### What is asked
Scan the lines below for the string "name" and copy every one that has it.

### Input
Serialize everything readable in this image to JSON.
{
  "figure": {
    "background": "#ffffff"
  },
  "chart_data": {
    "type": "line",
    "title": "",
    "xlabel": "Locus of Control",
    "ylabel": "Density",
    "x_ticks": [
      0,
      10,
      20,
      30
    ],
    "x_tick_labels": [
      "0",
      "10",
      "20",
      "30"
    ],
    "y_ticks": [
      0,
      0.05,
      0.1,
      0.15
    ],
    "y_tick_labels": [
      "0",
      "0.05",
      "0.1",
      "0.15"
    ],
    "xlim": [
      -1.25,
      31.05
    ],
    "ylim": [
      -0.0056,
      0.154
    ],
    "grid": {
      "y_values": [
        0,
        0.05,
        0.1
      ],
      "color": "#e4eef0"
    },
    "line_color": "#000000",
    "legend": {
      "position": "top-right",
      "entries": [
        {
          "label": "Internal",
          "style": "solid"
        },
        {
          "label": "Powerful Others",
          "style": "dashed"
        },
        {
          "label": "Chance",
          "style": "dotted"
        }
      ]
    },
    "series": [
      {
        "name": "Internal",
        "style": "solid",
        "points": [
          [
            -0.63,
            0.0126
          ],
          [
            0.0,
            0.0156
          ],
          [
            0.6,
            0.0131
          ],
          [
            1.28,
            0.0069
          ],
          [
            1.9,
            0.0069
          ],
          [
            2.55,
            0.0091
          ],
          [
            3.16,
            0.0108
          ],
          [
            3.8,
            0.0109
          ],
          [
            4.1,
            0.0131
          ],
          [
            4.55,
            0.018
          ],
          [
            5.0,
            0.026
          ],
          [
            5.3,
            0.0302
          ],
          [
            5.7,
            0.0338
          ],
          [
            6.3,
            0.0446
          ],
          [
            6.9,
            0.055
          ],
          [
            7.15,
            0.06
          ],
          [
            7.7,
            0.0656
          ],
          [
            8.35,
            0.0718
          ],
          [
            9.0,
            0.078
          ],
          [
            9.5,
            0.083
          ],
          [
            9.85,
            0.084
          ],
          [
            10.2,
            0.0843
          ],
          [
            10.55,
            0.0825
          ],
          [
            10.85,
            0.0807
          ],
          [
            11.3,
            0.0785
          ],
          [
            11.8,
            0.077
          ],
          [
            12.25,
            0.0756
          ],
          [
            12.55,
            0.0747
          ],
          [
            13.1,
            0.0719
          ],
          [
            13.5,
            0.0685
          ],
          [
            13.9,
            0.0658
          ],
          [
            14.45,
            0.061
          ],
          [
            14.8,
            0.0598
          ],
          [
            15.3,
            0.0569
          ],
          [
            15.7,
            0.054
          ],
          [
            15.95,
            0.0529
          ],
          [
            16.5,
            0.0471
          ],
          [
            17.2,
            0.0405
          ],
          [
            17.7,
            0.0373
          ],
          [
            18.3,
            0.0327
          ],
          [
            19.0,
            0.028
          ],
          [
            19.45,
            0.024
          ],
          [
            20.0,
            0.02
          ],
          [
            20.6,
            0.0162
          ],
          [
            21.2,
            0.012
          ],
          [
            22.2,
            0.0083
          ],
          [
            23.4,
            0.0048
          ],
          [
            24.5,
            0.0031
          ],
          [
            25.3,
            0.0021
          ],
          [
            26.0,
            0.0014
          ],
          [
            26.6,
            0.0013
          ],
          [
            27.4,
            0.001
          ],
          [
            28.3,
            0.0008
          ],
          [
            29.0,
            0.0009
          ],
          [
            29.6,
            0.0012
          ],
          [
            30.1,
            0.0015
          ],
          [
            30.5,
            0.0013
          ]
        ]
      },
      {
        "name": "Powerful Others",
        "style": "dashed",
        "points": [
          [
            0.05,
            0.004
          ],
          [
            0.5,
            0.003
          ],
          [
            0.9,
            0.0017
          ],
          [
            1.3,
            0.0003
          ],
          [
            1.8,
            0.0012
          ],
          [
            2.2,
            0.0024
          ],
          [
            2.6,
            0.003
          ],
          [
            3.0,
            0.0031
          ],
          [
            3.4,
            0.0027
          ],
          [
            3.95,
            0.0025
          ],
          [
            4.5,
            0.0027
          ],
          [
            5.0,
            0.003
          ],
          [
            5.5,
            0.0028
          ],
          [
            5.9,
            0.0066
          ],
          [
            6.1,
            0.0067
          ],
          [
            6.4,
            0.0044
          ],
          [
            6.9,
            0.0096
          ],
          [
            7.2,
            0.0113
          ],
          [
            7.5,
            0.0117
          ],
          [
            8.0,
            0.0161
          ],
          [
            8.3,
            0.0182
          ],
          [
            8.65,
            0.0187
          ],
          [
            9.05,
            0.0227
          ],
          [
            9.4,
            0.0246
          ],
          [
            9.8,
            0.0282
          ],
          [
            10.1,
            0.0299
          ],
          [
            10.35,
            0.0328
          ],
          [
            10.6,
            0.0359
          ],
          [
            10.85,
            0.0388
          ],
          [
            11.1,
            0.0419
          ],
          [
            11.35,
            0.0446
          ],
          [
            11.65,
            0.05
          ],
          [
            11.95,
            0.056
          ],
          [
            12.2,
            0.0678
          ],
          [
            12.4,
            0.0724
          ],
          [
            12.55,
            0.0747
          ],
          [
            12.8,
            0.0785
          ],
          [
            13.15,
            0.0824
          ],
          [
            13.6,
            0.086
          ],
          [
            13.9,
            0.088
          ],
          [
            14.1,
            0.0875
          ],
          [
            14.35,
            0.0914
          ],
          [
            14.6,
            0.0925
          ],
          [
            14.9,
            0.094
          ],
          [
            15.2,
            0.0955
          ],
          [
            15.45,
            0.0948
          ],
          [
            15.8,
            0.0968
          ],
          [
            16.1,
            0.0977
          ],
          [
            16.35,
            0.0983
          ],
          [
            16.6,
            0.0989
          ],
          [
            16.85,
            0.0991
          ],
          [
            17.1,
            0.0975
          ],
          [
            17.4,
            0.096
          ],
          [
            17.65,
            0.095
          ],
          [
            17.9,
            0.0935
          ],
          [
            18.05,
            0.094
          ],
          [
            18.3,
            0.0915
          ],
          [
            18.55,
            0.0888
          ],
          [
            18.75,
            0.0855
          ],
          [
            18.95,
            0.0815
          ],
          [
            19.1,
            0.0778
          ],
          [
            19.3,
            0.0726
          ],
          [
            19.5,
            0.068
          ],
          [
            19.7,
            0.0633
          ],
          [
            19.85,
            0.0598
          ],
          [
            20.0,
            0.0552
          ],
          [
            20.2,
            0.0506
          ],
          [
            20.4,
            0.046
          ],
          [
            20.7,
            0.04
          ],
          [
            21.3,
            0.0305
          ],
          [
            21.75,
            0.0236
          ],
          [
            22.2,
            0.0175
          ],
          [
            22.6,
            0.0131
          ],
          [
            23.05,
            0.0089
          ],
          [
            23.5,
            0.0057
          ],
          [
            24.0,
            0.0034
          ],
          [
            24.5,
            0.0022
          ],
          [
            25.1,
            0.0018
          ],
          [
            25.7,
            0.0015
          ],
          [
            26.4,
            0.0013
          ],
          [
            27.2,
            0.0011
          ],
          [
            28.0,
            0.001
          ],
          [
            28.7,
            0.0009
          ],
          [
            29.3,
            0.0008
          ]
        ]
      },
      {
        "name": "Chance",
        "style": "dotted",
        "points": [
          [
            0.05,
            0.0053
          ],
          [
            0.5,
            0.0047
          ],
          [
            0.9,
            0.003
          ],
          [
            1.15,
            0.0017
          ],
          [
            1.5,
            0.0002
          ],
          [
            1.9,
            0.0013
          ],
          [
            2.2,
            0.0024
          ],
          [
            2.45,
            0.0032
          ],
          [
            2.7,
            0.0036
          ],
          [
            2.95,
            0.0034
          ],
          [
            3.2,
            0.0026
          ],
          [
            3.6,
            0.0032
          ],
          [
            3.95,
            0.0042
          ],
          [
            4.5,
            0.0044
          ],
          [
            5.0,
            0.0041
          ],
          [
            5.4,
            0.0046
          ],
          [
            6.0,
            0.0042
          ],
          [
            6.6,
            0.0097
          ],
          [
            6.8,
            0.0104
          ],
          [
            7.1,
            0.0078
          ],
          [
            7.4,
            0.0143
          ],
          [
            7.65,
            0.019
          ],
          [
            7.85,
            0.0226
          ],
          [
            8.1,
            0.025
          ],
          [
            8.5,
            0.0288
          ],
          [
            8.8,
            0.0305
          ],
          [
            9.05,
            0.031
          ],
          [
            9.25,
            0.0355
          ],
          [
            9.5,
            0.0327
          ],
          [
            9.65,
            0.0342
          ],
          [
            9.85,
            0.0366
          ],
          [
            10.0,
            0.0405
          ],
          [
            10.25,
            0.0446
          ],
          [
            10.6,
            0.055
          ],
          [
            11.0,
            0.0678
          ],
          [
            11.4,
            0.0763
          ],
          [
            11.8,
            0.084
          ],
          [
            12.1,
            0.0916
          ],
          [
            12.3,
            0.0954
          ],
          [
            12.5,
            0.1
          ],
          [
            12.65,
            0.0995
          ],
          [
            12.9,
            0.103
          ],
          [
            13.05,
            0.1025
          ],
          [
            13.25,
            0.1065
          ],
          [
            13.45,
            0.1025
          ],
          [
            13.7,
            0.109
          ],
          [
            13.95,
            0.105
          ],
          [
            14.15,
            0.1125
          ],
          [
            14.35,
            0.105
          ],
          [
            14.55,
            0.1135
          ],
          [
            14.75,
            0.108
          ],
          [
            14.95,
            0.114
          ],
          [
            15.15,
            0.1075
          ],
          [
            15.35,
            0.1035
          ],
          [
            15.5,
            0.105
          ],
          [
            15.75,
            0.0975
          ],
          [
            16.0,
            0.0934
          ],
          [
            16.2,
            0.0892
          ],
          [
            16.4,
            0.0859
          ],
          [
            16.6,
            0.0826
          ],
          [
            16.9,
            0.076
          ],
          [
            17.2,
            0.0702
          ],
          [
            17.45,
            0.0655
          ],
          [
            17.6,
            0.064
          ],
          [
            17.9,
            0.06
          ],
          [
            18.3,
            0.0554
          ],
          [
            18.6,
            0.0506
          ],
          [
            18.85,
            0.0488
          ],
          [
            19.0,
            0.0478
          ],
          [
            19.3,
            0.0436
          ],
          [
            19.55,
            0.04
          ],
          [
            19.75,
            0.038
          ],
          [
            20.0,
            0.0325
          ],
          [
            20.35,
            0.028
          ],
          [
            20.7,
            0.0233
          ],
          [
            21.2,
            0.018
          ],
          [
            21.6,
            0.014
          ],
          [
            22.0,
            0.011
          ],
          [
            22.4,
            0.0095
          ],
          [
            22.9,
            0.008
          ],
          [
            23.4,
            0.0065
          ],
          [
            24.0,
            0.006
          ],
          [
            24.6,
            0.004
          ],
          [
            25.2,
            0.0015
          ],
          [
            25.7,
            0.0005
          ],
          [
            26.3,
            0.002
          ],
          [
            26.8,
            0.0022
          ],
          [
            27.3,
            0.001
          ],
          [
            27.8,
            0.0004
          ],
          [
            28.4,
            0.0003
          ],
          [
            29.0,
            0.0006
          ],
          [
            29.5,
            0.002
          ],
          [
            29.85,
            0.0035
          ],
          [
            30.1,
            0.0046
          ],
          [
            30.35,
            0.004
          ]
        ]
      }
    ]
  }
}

### Reply
        "name": "Internal",
        "name": "Powerful Others",
        "name": "Chance",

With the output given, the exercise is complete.